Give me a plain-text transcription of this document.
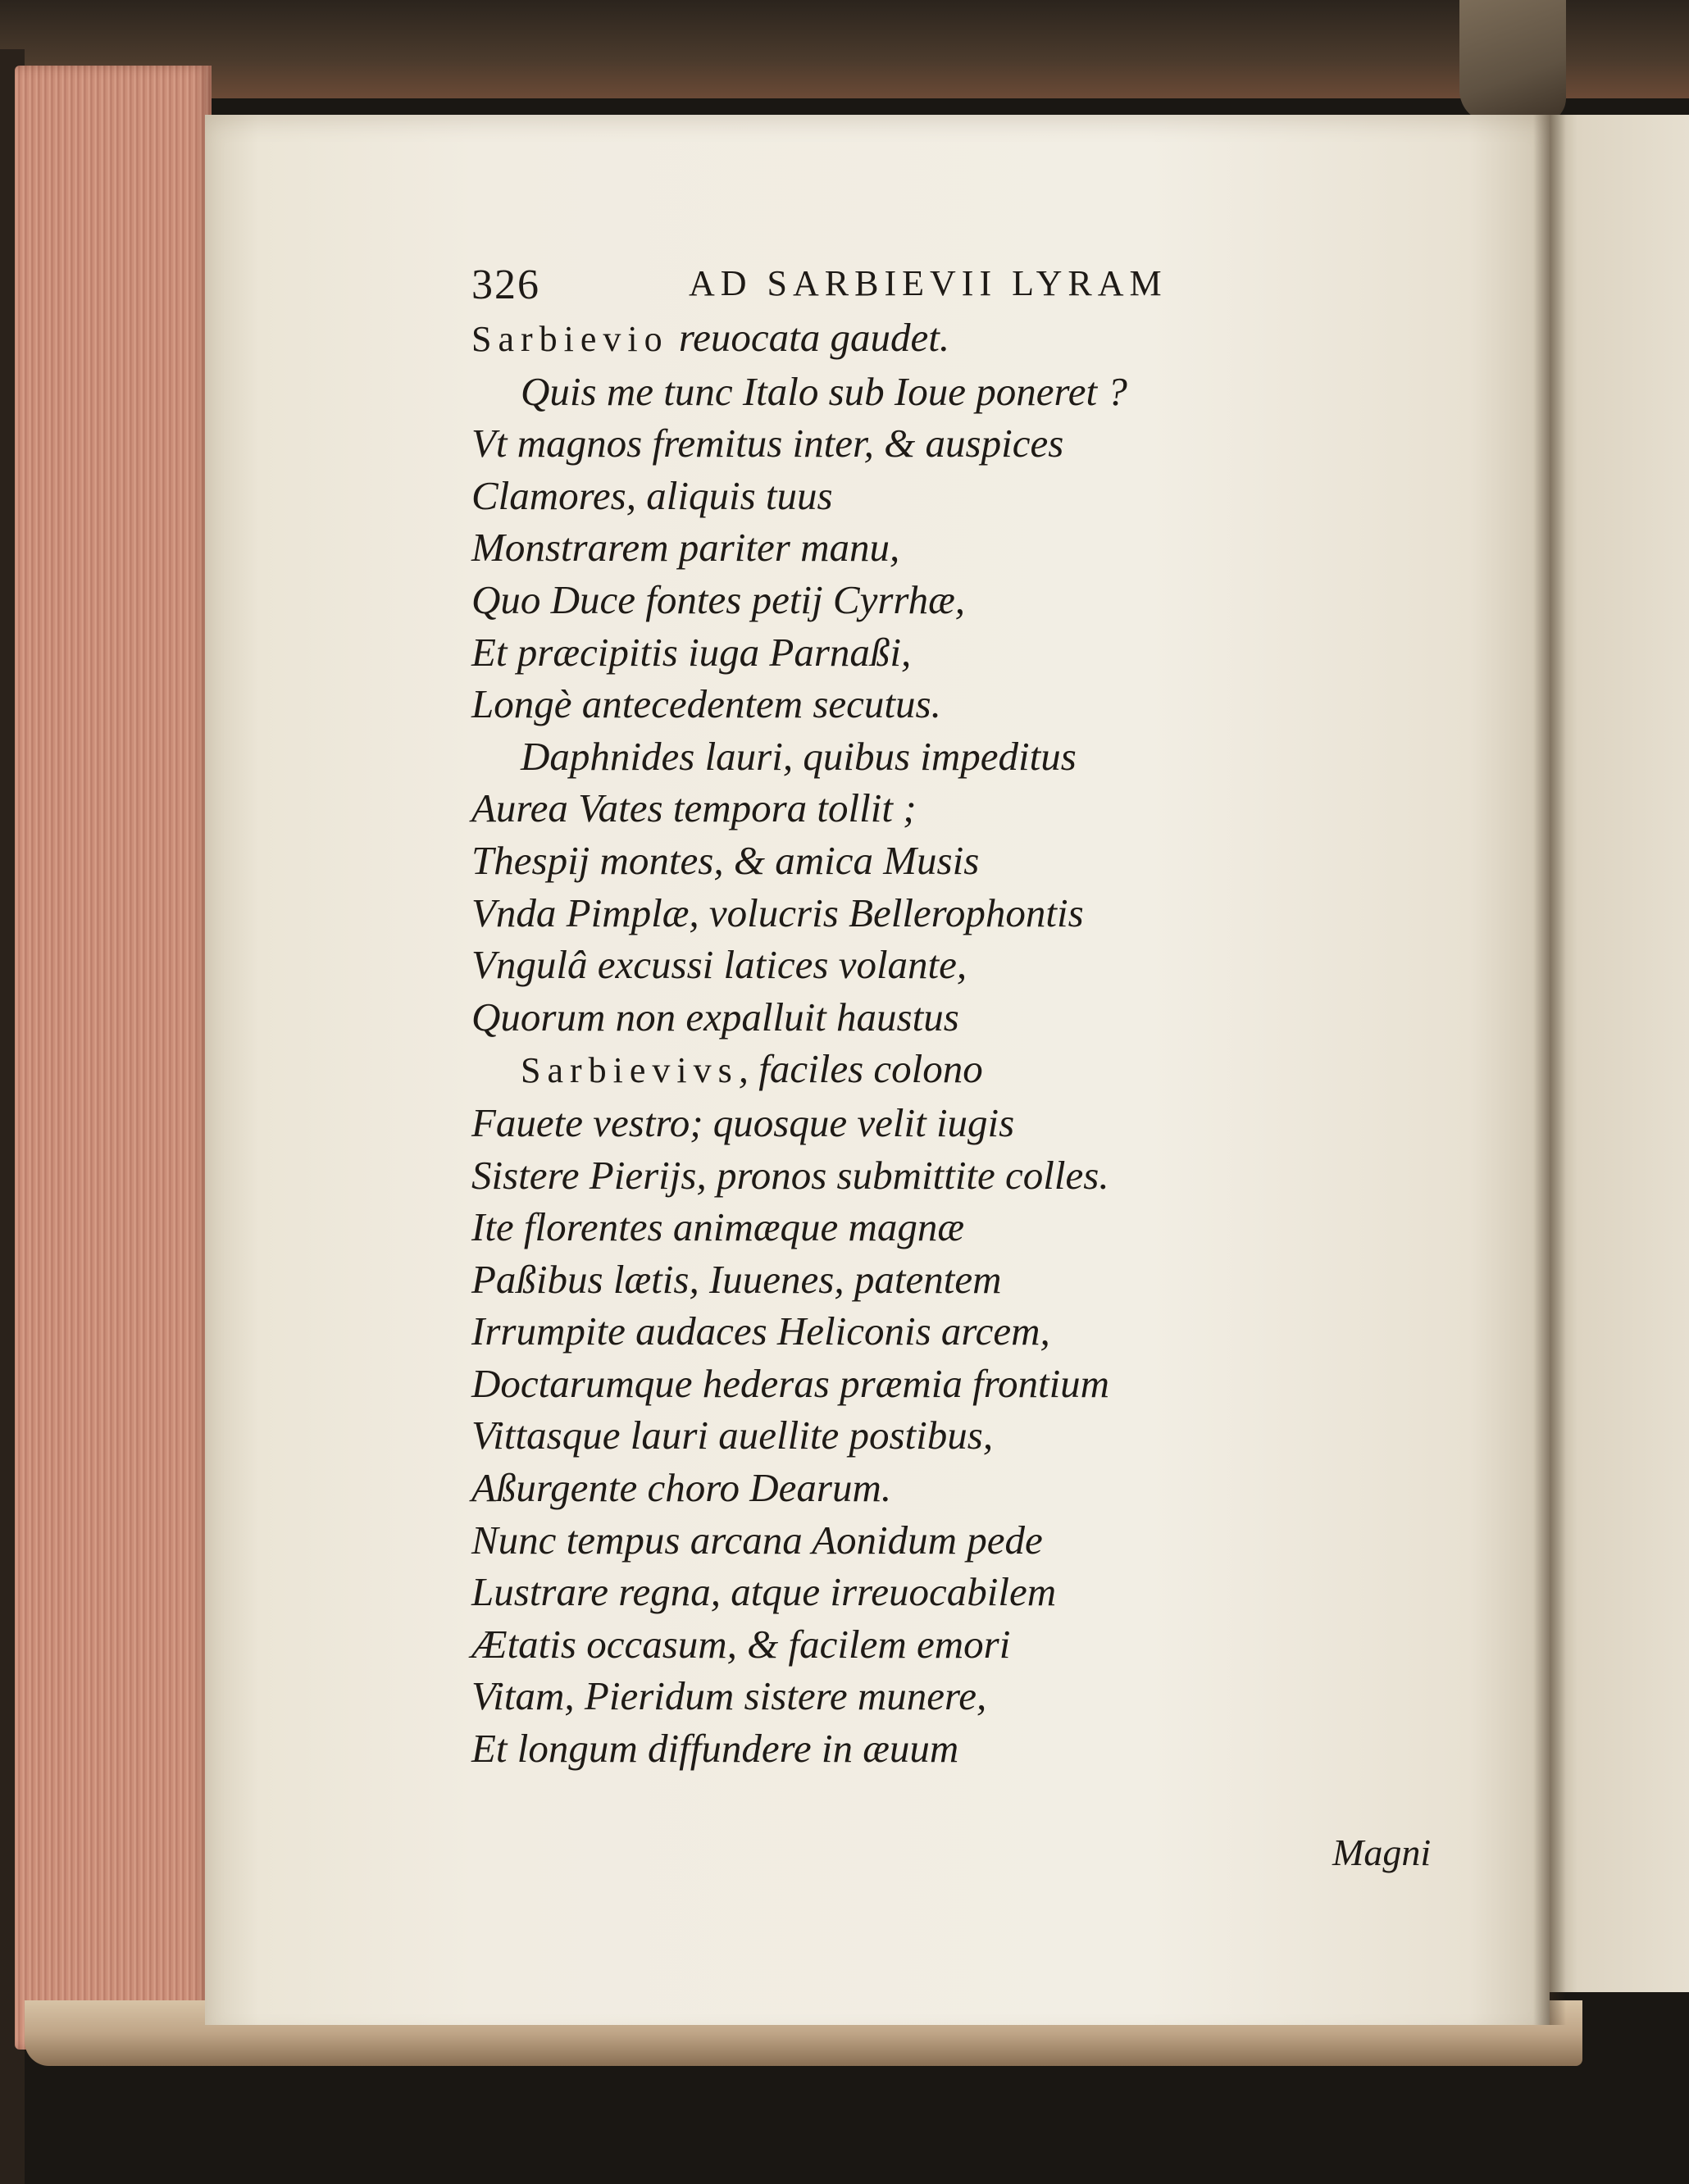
326	AD SARBIEVII LYRAM
Sarbievio reuocata gaudet.
Quis me tunc Italo sub Ioue poneret ?
Vt magnos fremitus inter, & auspices
Clamores, aliquis tuus
Monstrarem pariter manu,
Quo Duce fontes petij Cyrrhæ,
Et præcipitis iuga Parnaßi,
Longè antecedentem secutus.
Daphnides lauri, quibus impeditus
Aurea Vates tempora tollit ;
Thespij montes, & amica Musis
Vnda Pimplæ, volucris Bellerophontis
Vngulâ excussi latices volante,
Quorum non expalluit haustus
Sarbievivs, faciles colono
Fauete vestro; quosque velit iugis
Sistere Pierijs, pronos submittite colles.
Ite florentes animæque magnæ
Paßibus lætis, Iuuenes, patentem
Irrumpite audaces Heliconis arcem,
Doctarumque hederas præmia frontium
Vittasque lauri auellite postibus,
Aßurgente choro Dearum.
Nunc tempus arcana Aonidum pede
Lustrare regna, atque irreuocabilem
Ætatis occasum, & facilem emori
Vitam, Pieridum sistere munere,
Et longum diffundere in æuum
Magni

Exercise objective
The pictures should not appear in the copy; every other part of the records above must be returned exactly.

Exercise output
Give me a plain-text transcription of this document.
326	AD SARBIEVII LYRAM
Sarbievio reuocata gaudet.
Quis me tunc Italo sub Ioue poneret ?
Vt magnos fremitus inter, & auspices
Clamores, aliquis tuus
Monstrarem pariter manu,
Quo Duce fontes petij Cyrrhæ,
Et præcipitis iuga Parnaßi,
Longè antecedentem secutus.
Daphnides lauri, quibus impeditus
Aurea Vates tempora tollit ;
Thespij montes, & amica Musis
Vnda Pimplæ, volucris Bellerophontis
Vngulâ excussi latices volante,
Quorum non expalluit haustus
Sarbievivs, faciles colono
Fauete vestro; quosque velit iugis
Sistere Pierijs, pronos submittite colles.
Ite florentes animæque magnæ
Paßibus lætis, Iuuenes, patentem
Irrumpite audaces Heliconis arcem,
Doctarumque hederas præmia frontium
Vittasque lauri auellite postibus,
Aßurgente choro Dearum.
Nunc tempus arcana Aonidum pede
Lustrare regna, atque irreuocabilem
Ætatis occasum, & facilem emori
Vitam, Pieridum sistere munere,
Et longum diffundere in æuum
Magni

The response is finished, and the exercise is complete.